Given request
Tally all lines containing the word "JSON". Give the number alone.

Stored dataset items:

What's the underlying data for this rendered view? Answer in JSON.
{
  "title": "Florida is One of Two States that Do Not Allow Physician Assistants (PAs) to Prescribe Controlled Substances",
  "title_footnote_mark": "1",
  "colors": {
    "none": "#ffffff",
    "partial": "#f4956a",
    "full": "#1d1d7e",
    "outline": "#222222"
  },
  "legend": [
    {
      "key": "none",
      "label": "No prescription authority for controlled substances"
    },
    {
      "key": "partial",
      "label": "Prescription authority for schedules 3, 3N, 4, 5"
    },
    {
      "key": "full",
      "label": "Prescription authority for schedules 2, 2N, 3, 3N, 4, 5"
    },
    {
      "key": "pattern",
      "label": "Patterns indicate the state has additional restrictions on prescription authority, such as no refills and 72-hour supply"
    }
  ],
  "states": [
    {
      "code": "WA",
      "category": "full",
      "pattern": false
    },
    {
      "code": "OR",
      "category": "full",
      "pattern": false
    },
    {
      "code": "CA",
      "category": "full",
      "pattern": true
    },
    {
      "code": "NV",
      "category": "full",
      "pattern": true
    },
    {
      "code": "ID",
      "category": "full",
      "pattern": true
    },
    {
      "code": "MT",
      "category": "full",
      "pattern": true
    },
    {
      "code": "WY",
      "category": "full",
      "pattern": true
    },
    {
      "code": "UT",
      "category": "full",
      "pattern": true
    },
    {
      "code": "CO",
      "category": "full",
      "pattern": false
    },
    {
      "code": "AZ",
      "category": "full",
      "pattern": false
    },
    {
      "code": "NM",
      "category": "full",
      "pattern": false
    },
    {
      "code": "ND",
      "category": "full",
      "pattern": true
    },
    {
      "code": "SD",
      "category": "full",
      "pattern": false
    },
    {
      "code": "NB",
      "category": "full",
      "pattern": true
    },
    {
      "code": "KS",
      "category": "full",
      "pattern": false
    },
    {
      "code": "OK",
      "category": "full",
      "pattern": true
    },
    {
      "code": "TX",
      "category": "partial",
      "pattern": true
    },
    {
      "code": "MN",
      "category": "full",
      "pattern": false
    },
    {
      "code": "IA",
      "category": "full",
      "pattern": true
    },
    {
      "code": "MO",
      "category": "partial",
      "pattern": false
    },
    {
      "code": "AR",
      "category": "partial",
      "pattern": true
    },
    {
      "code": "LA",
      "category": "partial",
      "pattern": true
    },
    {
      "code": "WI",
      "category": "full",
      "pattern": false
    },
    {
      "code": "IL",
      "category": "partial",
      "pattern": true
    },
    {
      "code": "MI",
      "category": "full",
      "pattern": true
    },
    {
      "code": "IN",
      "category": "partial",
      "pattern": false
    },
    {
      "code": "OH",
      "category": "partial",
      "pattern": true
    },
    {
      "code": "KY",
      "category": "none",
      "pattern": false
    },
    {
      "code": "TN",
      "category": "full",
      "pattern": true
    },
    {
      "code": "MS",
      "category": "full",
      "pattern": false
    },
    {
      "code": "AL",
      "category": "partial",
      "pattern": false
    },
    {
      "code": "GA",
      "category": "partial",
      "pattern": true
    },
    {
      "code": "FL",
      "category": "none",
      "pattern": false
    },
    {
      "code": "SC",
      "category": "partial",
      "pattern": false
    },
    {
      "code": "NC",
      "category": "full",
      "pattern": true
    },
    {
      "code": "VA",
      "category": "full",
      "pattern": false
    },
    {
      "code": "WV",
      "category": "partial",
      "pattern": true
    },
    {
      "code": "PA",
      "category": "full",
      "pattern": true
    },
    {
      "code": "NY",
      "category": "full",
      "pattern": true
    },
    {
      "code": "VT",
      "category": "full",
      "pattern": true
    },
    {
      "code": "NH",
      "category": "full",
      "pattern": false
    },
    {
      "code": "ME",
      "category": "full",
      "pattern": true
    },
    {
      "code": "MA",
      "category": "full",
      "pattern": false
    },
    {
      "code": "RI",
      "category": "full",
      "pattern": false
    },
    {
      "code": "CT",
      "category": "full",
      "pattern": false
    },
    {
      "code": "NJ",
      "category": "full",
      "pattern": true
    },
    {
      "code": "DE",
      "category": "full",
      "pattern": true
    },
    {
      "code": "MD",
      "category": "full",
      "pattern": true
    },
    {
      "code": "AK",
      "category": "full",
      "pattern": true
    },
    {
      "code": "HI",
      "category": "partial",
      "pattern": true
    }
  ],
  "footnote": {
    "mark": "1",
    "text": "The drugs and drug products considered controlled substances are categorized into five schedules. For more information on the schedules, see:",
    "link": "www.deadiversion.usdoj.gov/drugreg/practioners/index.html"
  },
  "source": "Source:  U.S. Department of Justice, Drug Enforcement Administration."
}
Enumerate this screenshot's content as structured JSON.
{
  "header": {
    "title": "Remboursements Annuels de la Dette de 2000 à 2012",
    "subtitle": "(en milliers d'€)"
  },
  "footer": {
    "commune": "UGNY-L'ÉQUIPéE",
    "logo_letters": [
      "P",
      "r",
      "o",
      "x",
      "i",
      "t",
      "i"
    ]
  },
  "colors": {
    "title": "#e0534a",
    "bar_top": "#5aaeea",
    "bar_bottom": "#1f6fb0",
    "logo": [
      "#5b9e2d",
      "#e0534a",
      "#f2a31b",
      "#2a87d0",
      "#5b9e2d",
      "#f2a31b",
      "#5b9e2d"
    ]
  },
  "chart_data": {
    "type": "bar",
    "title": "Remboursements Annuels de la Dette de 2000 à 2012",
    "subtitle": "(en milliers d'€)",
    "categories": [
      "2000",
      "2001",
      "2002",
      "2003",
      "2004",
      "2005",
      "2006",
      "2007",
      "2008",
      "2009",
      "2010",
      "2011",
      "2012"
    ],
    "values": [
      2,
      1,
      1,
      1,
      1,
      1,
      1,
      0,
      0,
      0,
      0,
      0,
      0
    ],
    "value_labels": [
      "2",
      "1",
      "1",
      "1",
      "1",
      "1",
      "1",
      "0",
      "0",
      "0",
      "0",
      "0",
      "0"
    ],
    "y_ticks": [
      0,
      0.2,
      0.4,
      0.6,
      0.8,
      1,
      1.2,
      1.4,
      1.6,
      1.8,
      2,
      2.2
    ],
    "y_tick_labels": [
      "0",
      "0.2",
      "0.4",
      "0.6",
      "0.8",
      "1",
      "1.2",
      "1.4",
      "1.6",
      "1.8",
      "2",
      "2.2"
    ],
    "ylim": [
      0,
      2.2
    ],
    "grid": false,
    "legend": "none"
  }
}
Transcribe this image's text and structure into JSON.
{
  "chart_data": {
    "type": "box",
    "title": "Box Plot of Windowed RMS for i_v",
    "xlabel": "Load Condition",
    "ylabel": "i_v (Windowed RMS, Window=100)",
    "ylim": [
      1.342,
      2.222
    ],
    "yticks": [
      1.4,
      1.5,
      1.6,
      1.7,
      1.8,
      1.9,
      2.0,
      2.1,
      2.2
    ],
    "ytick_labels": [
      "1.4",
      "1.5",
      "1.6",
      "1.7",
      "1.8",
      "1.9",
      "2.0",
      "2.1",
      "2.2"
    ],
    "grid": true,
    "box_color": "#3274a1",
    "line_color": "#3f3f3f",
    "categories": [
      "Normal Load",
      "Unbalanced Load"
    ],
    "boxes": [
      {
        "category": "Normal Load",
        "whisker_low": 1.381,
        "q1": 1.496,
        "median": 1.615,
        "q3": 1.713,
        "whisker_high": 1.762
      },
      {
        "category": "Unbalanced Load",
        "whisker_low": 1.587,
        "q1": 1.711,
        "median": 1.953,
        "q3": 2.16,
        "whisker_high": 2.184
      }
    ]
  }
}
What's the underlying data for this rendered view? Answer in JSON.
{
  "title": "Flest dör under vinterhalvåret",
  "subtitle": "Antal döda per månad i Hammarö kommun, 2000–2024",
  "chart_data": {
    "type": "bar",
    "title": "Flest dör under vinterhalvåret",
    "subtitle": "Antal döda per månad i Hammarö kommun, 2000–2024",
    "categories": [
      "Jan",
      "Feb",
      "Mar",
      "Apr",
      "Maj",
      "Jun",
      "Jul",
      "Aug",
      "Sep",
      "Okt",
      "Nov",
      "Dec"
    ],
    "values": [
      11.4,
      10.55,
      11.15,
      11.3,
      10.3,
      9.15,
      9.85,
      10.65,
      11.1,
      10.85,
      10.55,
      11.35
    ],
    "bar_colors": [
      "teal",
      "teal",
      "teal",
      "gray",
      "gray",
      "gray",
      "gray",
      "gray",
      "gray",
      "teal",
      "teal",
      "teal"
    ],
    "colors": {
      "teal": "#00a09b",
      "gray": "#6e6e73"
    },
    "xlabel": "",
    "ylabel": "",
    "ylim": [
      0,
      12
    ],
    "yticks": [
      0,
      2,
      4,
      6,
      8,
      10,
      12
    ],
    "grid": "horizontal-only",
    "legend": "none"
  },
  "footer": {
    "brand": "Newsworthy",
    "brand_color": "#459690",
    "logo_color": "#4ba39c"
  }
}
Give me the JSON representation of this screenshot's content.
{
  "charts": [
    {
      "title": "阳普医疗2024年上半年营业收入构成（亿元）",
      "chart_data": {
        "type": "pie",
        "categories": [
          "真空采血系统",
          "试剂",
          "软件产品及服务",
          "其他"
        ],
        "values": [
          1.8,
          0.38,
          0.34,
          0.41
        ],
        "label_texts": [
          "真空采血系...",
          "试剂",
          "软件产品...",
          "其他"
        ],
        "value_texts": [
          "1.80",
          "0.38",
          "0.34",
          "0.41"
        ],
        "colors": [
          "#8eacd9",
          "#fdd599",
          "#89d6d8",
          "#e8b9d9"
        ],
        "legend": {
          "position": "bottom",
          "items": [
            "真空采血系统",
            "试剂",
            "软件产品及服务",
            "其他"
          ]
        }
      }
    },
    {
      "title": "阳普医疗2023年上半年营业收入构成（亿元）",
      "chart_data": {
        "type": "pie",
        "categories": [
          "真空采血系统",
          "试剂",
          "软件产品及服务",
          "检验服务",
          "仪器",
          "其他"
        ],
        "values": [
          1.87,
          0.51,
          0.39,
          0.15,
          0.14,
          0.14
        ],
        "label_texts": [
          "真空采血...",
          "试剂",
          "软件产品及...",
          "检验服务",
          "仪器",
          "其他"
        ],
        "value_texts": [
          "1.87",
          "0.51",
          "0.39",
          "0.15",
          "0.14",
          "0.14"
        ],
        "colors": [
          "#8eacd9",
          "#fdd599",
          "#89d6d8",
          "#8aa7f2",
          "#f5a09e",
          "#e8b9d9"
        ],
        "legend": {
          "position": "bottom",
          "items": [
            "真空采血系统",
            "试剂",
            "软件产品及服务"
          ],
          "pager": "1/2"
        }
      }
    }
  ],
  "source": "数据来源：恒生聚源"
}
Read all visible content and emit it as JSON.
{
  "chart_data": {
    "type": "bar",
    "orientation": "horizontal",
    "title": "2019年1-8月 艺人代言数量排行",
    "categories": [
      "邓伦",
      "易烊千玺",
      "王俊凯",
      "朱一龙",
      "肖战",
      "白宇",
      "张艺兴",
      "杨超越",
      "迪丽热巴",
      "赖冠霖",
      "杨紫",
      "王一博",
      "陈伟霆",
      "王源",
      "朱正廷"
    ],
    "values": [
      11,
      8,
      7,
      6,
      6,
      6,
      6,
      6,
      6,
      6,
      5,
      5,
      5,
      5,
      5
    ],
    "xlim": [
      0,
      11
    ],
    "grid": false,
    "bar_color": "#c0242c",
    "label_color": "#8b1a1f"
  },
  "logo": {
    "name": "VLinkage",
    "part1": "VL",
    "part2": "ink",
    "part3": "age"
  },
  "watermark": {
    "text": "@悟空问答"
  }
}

Final result
6